What you should do:
Can you repeat, word for word, only the lines of the records that start with the line containing "Point [226, 519, 249, 533]" and end with the line containing "Point [678, 706, 700, 721]", with both of those lines included?

Listings of boxed layout items:
####################
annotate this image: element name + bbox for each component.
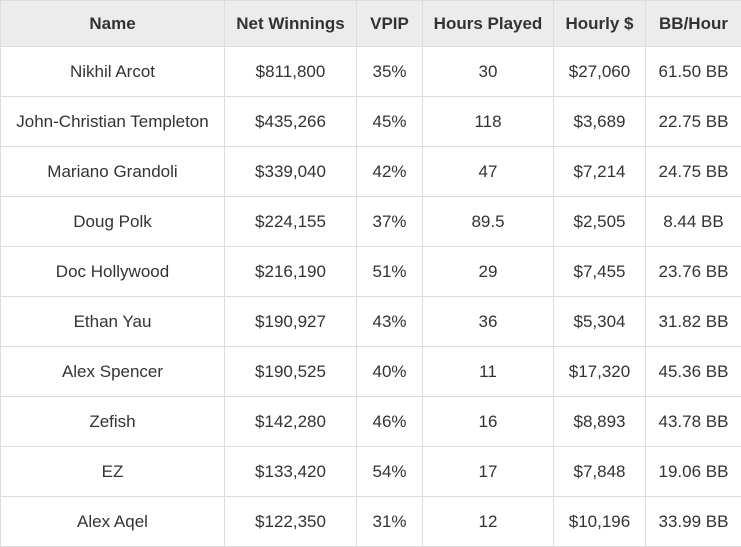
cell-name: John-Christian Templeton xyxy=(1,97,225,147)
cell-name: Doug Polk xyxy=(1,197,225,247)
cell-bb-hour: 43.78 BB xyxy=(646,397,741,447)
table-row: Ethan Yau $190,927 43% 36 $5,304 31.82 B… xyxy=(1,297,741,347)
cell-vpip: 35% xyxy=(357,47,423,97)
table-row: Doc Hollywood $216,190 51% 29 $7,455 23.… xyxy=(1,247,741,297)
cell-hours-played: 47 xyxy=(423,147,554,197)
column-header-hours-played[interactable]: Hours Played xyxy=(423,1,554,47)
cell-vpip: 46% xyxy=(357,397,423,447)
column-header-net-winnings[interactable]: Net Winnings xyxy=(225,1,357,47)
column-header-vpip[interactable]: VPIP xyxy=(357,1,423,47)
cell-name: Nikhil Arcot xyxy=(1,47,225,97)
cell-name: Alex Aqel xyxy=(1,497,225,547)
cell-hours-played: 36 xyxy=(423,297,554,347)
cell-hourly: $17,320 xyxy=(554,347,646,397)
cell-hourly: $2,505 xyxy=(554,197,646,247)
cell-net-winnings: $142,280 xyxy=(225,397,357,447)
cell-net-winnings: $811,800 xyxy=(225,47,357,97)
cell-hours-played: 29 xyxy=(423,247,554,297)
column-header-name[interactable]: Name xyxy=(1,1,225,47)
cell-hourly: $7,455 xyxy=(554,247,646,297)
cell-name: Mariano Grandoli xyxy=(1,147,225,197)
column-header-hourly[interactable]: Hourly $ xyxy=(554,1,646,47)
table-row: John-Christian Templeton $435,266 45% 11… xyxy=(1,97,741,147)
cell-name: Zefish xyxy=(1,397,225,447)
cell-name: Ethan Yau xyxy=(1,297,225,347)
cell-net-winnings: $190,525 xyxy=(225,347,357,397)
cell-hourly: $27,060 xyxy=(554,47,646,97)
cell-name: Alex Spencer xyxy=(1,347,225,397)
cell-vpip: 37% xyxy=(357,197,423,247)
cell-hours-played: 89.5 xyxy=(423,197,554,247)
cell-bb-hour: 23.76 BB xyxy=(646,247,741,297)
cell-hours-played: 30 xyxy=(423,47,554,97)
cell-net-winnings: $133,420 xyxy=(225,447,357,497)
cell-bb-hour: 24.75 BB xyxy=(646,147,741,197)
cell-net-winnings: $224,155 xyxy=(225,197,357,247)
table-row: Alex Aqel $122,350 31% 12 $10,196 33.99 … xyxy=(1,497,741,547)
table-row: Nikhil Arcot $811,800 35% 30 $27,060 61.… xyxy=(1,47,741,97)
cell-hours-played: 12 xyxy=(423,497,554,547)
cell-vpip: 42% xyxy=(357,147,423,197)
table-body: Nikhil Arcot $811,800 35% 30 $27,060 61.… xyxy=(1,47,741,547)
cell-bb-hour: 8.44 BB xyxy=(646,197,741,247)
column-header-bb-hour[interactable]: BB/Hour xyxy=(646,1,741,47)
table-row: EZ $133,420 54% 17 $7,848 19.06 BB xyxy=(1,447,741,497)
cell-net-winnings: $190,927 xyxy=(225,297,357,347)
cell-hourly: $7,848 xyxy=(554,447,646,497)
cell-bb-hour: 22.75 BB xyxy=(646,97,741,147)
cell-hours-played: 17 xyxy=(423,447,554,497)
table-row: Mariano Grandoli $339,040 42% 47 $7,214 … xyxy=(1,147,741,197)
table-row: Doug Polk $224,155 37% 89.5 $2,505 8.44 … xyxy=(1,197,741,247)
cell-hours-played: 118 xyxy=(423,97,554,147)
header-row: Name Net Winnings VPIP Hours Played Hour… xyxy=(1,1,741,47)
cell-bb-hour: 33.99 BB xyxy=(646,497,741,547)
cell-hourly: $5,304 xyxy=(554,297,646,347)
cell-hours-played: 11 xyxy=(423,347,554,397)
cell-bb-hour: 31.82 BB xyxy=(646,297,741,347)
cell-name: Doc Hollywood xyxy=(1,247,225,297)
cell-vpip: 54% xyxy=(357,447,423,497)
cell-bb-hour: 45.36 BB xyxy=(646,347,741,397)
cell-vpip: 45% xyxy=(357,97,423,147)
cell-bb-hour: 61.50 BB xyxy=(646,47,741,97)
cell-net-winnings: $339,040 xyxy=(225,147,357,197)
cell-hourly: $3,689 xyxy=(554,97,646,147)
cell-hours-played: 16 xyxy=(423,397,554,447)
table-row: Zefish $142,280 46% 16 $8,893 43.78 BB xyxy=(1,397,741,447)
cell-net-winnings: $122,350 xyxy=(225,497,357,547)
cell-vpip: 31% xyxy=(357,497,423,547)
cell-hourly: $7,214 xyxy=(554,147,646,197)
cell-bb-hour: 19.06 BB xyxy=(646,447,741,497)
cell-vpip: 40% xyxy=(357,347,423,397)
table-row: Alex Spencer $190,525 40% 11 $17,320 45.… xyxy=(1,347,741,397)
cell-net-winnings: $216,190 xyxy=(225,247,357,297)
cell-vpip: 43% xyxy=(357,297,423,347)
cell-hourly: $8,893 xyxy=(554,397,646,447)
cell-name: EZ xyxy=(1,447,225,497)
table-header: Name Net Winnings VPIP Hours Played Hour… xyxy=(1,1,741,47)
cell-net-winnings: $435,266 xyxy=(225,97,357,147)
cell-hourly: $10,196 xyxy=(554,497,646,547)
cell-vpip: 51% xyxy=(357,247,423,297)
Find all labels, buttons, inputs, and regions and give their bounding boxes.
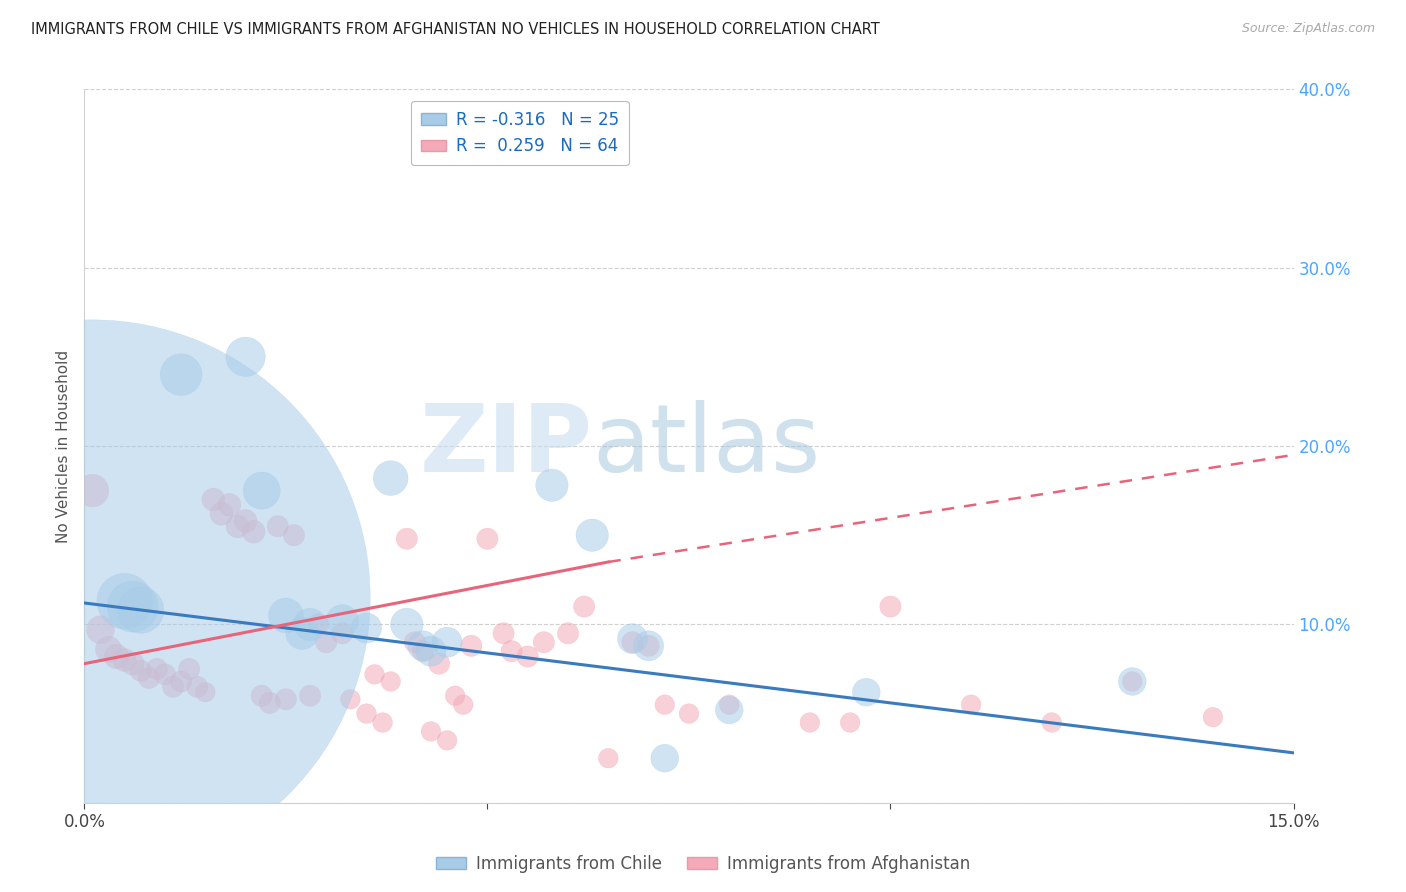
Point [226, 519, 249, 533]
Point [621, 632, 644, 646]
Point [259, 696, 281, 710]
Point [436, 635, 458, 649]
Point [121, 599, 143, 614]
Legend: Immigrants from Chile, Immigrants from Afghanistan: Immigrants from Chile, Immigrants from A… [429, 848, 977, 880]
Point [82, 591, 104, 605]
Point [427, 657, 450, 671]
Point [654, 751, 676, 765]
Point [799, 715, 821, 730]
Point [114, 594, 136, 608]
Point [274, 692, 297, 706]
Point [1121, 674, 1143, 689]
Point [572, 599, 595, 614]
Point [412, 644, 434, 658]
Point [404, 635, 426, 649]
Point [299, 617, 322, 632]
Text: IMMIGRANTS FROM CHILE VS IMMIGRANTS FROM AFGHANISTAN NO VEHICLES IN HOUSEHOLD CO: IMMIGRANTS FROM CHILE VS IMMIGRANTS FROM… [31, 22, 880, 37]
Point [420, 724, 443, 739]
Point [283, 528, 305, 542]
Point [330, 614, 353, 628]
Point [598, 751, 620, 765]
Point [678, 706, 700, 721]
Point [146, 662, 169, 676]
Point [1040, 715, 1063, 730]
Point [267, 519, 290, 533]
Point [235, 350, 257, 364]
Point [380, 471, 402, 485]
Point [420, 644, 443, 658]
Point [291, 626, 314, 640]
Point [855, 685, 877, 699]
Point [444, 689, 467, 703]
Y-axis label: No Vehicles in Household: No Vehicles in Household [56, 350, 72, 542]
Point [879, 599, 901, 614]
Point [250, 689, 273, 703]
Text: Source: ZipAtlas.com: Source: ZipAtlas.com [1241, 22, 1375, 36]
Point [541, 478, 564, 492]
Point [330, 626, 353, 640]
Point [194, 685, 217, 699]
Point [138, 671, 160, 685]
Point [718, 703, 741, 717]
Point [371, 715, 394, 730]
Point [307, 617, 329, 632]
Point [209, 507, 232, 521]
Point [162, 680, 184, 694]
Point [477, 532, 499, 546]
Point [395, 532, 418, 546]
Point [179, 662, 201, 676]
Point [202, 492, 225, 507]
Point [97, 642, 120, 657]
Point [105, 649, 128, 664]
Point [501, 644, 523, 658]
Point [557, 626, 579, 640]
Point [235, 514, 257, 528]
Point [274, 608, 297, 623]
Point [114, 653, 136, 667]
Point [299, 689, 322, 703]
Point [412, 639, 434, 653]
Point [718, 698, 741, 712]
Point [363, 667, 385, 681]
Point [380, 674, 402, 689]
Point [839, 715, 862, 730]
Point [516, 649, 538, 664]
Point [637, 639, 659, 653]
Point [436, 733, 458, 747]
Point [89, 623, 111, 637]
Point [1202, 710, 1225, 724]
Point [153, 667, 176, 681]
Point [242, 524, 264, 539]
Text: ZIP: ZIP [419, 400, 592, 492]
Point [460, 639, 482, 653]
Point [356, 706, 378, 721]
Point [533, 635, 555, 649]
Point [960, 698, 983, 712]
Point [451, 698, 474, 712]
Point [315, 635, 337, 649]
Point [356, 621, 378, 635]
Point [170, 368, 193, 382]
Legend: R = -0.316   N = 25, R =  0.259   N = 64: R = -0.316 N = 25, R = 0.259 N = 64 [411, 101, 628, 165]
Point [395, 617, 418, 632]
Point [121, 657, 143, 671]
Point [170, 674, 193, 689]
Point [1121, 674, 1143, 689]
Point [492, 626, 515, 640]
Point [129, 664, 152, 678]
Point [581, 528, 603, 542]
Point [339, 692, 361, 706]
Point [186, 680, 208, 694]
####################
Answer to this problem:
Point [226, 519, 249, 533]
Point [621, 632, 644, 646]
Point [259, 696, 281, 710]
Point [436, 635, 458, 649]
Point [121, 599, 143, 614]
Legend: Immigrants from Chile, Immigrants from Afghanistan: Immigrants from Chile, Immigrants from A… [429, 848, 977, 880]
Point [82, 591, 104, 605]
Point [427, 657, 450, 671]
Point [654, 751, 676, 765]
Point [799, 715, 821, 730]
Point [114, 594, 136, 608]
Point [274, 692, 297, 706]
Point [1121, 674, 1143, 689]
Point [572, 599, 595, 614]
Point [412, 644, 434, 658]
Point [404, 635, 426, 649]
Point [299, 617, 322, 632]
Text: IMMIGRANTS FROM CHILE VS IMMIGRANTS FROM AFGHANISTAN NO VEHICLES IN HOUSEHOLD CO: IMMIGRANTS FROM CHILE VS IMMIGRANTS FROM… [31, 22, 880, 37]
Point [420, 724, 443, 739]
Point [283, 528, 305, 542]
Point [330, 614, 353, 628]
Point [598, 751, 620, 765]
Point [678, 706, 700, 721]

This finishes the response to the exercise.